■ **GIVEN INFORMATION**:
————

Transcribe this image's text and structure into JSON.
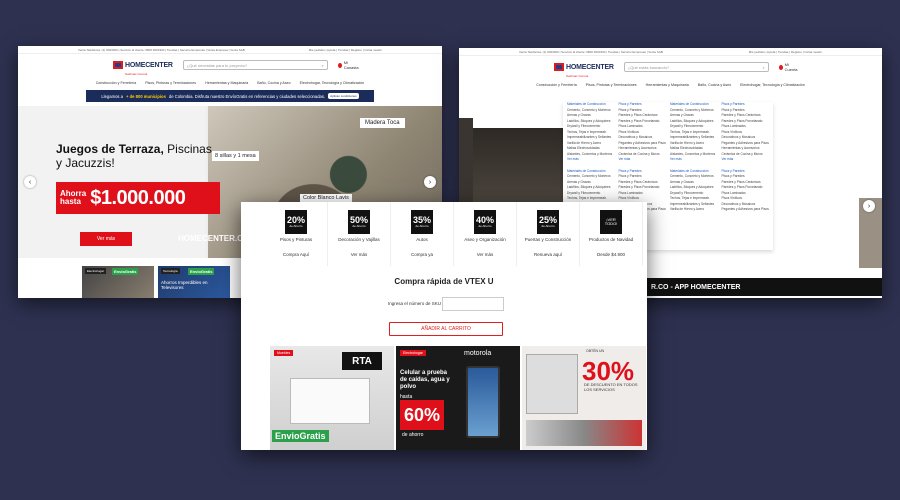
{
  "shot1": {
    "topline_left": "Venta Telefónica: (1) 6003300 | Servicio al cliente: 0800 6003300 | Tiendas | Servicio Empresas | Venta Empresa | Venta SAB",
    "topline_right": "Mis pedidos | Ayuda | Tiendas | Registro | Iniciar sesión",
    "logo": "HOMECENTER",
    "logo_sub": "Sodimac Corona",
    "search_placeholder": "¿Qué necesitas para tu proyecto?",
    "cart_label": "Mi Canasta",
    "nav": [
      "Construcción y Ferretería",
      "Pisos, Pinturas y Terminaciones",
      "Herramientas y Maquinaria",
      "Baño, Cocina y Aseo",
      "Electrohogar, Tecnología y Climatización"
    ],
    "promo_pre": "Llegamos a",
    "promo_highlight": "+ de 800 municipios",
    "promo_post": "de Colombia. Disfruta nuestro EnvíoGratis en referencias y ciudades seleccionadas.",
    "promo_pill": "Aplican condiciones",
    "hero_line1_bold": "Juegos de Terraza,",
    "hero_line1_rest": "Piscinas",
    "hero_line2": "y Jacuzzis!",
    "price_small_1": "Ahorra",
    "price_small_2": "hasta",
    "price_big": "$1.000.000",
    "hero_button": "Ver más",
    "tag_madera": "Madera Toca",
    "tag_sillas": "8 sillas y 1 mesa",
    "tag_color": "Color Blanco Lavis",
    "hero_brand": "HOMECENTER.CO",
    "tiles": [
      {
        "cat": "Electrohogar",
        "badge": "EnvioGratis",
        "text": ""
      },
      {
        "cat": "Tecnología",
        "badge": "EnvioGratis",
        "text": "Ahorros Imperdibles en Televisores"
      }
    ]
  },
  "shot2": {
    "topline_left": "Venta Telefónica: (1) 6003300 | Servicio al cliente: 0800 6003300 | Tiendas | Servicio Empresas | Venta SAB",
    "topline_right": "Mis pedidos | Ayuda | Tiendas | Registro | Iniciar sesión",
    "logo": "HOMECENTER",
    "logo_sub": "Sodimac Corona",
    "search_placeholder": "¿Qué estás buscando?",
    "cart_label": "Mi Cuenta",
    "nav": [
      "Construcción y Ferretería",
      "Pisos, Pinturas y Terminaciones",
      "Herramientas y Maquinaria",
      "Baño, Cocina y Aseo",
      "Electrohogar, Tecnología y Climatización"
    ],
    "menu_cols": [
      {
        "head": "Materiales de Construcción",
        "items": [
          "Cemento, Concreto y Morteros",
          "Arenas y Gravas",
          "Ladrillos, Bloques y Adoquines",
          "Drywall y Fibrocemento",
          "Techos, Tejas e Impermeab.",
          "Impermeabilizantes y Sellantes",
          "Varilla de Hierro y Acero",
          "Mallas Electrosoldadas",
          "Aislantes, Concretos y Morteros"
        ],
        "more": "Ver más"
      },
      {
        "head": "Pisos y Paredes",
        "items": [
          "Pisos y Paredes",
          "Paredes y Pisos Cerámicos",
          "Paredes y Pisos Porcelanato",
          "Pisos Laminados",
          "Pisos Vinílicos",
          "Decorativos y Mosaicos",
          "Pegantes y Adhesivos para Pisos",
          "Herramientas y Accesorios",
          "Cerámica de Cocina y Muros"
        ],
        "more": "Ver más"
      },
      {
        "head": "Materiales de Construcción",
        "items": [
          "Cemento, Concreto y Morteros",
          "Arenas y Gravas",
          "Ladrillos, Bloques y Adoquines",
          "Drywall y Fibrocemento",
          "Techos, Tejas e Impermeab.",
          "Impermeabilizantes y Sellantes",
          "Varilla de Hierro y Acero",
          "Mallas Electrosoldadas",
          "Aislantes, Concretos y Morteros"
        ],
        "more": "Ver más"
      },
      {
        "head": "Pisos y Paredes",
        "items": [
          "Pisos y Paredes",
          "Paredes y Pisos Cerámicos",
          "Paredes y Pisos Porcelanato",
          "Pisos Laminados",
          "Pisos Vinílicos",
          "Decorativos y Mosaicos",
          "Pegantes y Adhesivos para Pisos",
          "Herramientas y Accesorios",
          "Cerámica de Cocina y Muros"
        ],
        "more": "Ver más"
      }
    ],
    "app_bar": "R.CO - APP HOMECENTER"
  },
  "shot3": {
    "cats": [
      {
        "pct": "20%",
        "sub": "de Ahorro",
        "name": "Pisos y Pinturas",
        "link": "Compra Aquí"
      },
      {
        "pct": "50%",
        "sub": "de Ahorro",
        "name": "Decoración y Vajillas",
        "link": "Ver más"
      },
      {
        "pct": "35%",
        "sub": "de Ahorro",
        "name": "Autos",
        "link": "Compra ya"
      },
      {
        "pct": "40%",
        "sub": "de Ahorro",
        "name": "Aseo y Organización",
        "link": "Ver más"
      },
      {
        "pct": "25%",
        "sub": "de Ahorro",
        "name": "Puertas y Construcción",
        "link": "Renueva aquí"
      },
      {
        "pct": "¡VER",
        "sub": "TODO!",
        "name": "Productos de Navidad",
        "link": "Desde $4.900"
      }
    ],
    "vtex_title": "Compra rápida de VTEX U",
    "sku_label": "Ingresa el número de SKU",
    "add_button": "AÑADIR AL CARRITO",
    "banner1": {
      "cat": "Muebles",
      "brand": "RTA",
      "badge": "EnvioGratis"
    },
    "banner2": {
      "cat": "Electrohogar",
      "brand": "motorola",
      "text": "Celular a prueba de caídas, agua y polvo",
      "hasta": "hasta",
      "pct": "60%",
      "ahorro": "de ahorro"
    },
    "banner3": {
      "obten": "OBTÉN UN",
      "pct": "30%",
      "desc": "DE DESCUENTO EN TODOS LOS SERVICIOS"
    }
  }
}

————

■ **TO BE DONE**: Repeat the records above exactly, leaving out any pictures they contain.

■ **RESULT OF THIS EXERCISE**:
Transcribe this image's text and structure into JSON.
{
  "shot1": {
    "topline_left": "Venta Telefónica: (1) 6003300 | Servicio al cliente: 0800 6003300 | Tiendas | Servicio Empresas | Venta Empresa | Venta SAB",
    "topline_right": "Mis pedidos | Ayuda | Tiendas | Registro | Iniciar sesión",
    "logo": "HOMECENTER",
    "logo_sub": "Sodimac Corona",
    "search_placeholder": "¿Qué necesitas para tu proyecto?",
    "cart_label": "Mi Canasta",
    "nav": [
      "Construcción y Ferretería",
      "Pisos, Pinturas y Terminaciones",
      "Herramientas y Maquinaria",
      "Baño, Cocina y Aseo",
      "Electrohogar, Tecnología y Climatización"
    ],
    "promo_pre": "Llegamos a",
    "promo_highlight": "+ de 800 municipios",
    "promo_post": "de Colombia. Disfruta nuestro EnvíoGratis en referencias y ciudades seleccionadas.",
    "promo_pill": "Aplican condiciones",
    "hero_line1_bold": "Juegos de Terraza,",
    "hero_line1_rest": "Piscinas",
    "hero_line2": "y Jacuzzis!",
    "price_small_1": "Ahorra",
    "price_small_2": "hasta",
    "price_big": "$1.000.000",
    "hero_button": "Ver más",
    "tag_madera": "Madera Toca",
    "tag_sillas": "8 sillas y 1 mesa",
    "tag_color": "Color Blanco Lavis",
    "hero_brand": "HOMECENTER.CO",
    "tiles": [
      {
        "cat": "Electrohogar",
        "badge": "EnvioGratis",
        "text": ""
      },
      {
        "cat": "Tecnología",
        "badge": "EnvioGratis",
        "text": "Ahorros Imperdibles en Televisores"
      }
    ]
  },
  "shot2": {
    "topline_left": "Venta Telefónica: (1) 6003300 | Servicio al cliente: 0800 6003300 | Tiendas | Servicio Empresas | Venta SAB",
    "topline_right": "Mis pedidos | Ayuda | Tiendas | Registro | Iniciar sesión",
    "logo": "HOMECENTER",
    "logo_sub": "Sodimac Corona",
    "search_placeholder": "¿Qué estás buscando?",
    "cart_label": "Mi Cuenta",
    "nav": [
      "Construcción y Ferretería",
      "Pisos, Pinturas y Terminaciones",
      "Herramientas y Maquinaria",
      "Baño, Cocina y Aseo",
      "Electrohogar, Tecnología y Climatización"
    ],
    "menu_cols": [
      {
        "head": "Materiales de Construcción",
        "items": [
          "Cemento, Concreto y Morteros",
          "Arenas y Gravas",
          "Ladrillos, Bloques y Adoquines",
          "Drywall y Fibrocemento",
          "Techos, Tejas e Impermeab.",
          "Impermeabilizantes y Sellantes",
          "Varilla de Hierro y Acero",
          "Mallas Electrosoldadas",
          "Aislantes, Concretos y Morteros"
        ],
        "more": "Ver más"
      },
      {
        "head": "Pisos y Paredes",
        "items": [
          "Pisos y Paredes",
          "Paredes y Pisos Cerámicos",
          "Paredes y Pisos Porcelanato",
          "Pisos Laminados",
          "Pisos Vinílicos",
          "Decorativos y Mosaicos",
          "Pegantes y Adhesivos para Pisos",
          "Herramientas y Accesorios",
          "Cerámica de Cocina y Muros"
        ],
        "more": "Ver más"
      },
      {
        "head": "Materiales de Construcción",
        "items": [
          "Cemento, Concreto y Morteros",
          "Arenas y Gravas",
          "Ladrillos, Bloques y Adoquines",
          "Drywall y Fibrocemento",
          "Techos, Tejas e Impermeab.",
          "Impermeabilizantes y Sellantes",
          "Varilla de Hierro y Acero",
          "Mallas Electrosoldadas",
          "Aislantes, Concretos y Morteros"
        ],
        "more": "Ver más"
      },
      {
        "head": "Pisos y Paredes",
        "items": [
          "Pisos y Paredes",
          "Paredes y Pisos Cerámicos",
          "Paredes y Pisos Porcelanato",
          "Pisos Laminados",
          "Pisos Vinílicos",
          "Decorativos y Mosaicos",
          "Pegantes y Adhesivos para Pisos",
          "Herramientas y Accesorios",
          "Cerámica de Cocina y Muros"
        ],
        "more": "Ver más"
      }
    ],
    "app_bar": "R.CO - APP HOMECENTER"
  },
  "shot3": {
    "cats": [
      {
        "pct": "20%",
        "sub": "de Ahorro",
        "name": "Pisos y Pinturas",
        "link": "Compra Aquí"
      },
      {
        "pct": "50%",
        "sub": "de Ahorro",
        "name": "Decoración y Vajillas",
        "link": "Ver más"
      },
      {
        "pct": "35%",
        "sub": "de Ahorro",
        "name": "Autos",
        "link": "Compra ya"
      },
      {
        "pct": "40%",
        "sub": "de Ahorro",
        "name": "Aseo y Organización",
        "link": "Ver más"
      },
      {
        "pct": "25%",
        "sub": "de Ahorro",
        "name": "Puertas y Construcción",
        "link": "Renueva aquí"
      },
      {
        "pct": "¡VER",
        "sub": "TODO!",
        "name": "Productos de Navidad",
        "link": "Desde $4.900"
      }
    ],
    "vtex_title": "Compra rápida de VTEX U",
    "sku_label": "Ingresa el número de SKU",
    "add_button": "AÑADIR AL CARRITO",
    "banner1": {
      "cat": "Muebles",
      "brand": "RTA",
      "badge": "EnvioGratis"
    },
    "banner2": {
      "cat": "Electrohogar",
      "brand": "motorola",
      "text": "Celular a prueba de caídas, agua y polvo",
      "hasta": "hasta",
      "pct": "60%",
      "ahorro": "de ahorro"
    },
    "banner3": {
      "obten": "OBTÉN UN",
      "pct": "30%",
      "desc": "DE DESCUENTO EN TODOS LOS SERVICIOS"
    }
  }
}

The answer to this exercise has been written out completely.